EXERCISE:
Find the word "label" in the data. Return every line where it appears.

(Stored data entries)
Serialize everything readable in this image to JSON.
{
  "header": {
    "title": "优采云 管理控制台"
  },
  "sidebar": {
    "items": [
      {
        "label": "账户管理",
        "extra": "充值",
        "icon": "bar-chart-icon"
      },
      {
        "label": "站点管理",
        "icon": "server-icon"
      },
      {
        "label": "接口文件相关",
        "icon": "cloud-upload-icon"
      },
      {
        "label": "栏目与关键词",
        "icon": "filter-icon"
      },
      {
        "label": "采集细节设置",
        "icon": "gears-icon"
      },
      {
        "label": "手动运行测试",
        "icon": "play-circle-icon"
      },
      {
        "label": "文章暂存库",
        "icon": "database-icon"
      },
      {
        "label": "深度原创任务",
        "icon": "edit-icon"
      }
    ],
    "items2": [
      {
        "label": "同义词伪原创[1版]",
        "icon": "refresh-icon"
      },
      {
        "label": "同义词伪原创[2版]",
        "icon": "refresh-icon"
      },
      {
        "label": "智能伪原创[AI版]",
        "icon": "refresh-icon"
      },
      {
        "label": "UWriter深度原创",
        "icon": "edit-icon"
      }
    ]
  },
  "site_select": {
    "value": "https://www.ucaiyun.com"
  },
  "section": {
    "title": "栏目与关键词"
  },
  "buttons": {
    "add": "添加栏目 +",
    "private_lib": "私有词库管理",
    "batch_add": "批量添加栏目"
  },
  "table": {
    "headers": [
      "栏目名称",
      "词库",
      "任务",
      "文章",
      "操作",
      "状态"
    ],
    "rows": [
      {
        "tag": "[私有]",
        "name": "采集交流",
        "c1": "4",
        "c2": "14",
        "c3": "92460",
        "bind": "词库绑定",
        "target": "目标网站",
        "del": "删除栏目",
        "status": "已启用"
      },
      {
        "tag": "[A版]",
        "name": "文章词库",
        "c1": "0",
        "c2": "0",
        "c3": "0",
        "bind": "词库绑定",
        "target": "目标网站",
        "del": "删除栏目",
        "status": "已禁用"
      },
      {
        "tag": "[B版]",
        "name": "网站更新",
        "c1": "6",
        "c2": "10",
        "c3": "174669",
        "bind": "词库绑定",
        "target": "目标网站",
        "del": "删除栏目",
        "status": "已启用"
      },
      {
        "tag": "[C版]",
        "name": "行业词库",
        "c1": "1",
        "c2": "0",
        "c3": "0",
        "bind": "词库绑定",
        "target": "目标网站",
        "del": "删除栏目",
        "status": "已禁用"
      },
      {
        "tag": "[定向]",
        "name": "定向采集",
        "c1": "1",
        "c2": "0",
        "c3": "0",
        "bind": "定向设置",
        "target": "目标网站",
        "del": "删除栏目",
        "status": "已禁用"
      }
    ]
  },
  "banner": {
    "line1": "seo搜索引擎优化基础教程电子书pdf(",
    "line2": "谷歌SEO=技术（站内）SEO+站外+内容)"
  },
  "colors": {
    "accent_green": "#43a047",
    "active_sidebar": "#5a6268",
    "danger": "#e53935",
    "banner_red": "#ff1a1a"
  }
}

EXERCISE RESULT:
        "label": "账户管理",
        "label": "站点管理",
        "label": "接口文件相关",
        "label": "栏目与关键词",
        "label": "采集细节设置",
        "label": "手动运行测试",
        "label": "文章暂存库",
        "label": "深度原创任务",
        "label": "同义词伪原创[1版]",
        "label": "同义词伪原创[2版]",
        "label": "智能伪原创[AI版]",
        "label": "UWriter深度原创",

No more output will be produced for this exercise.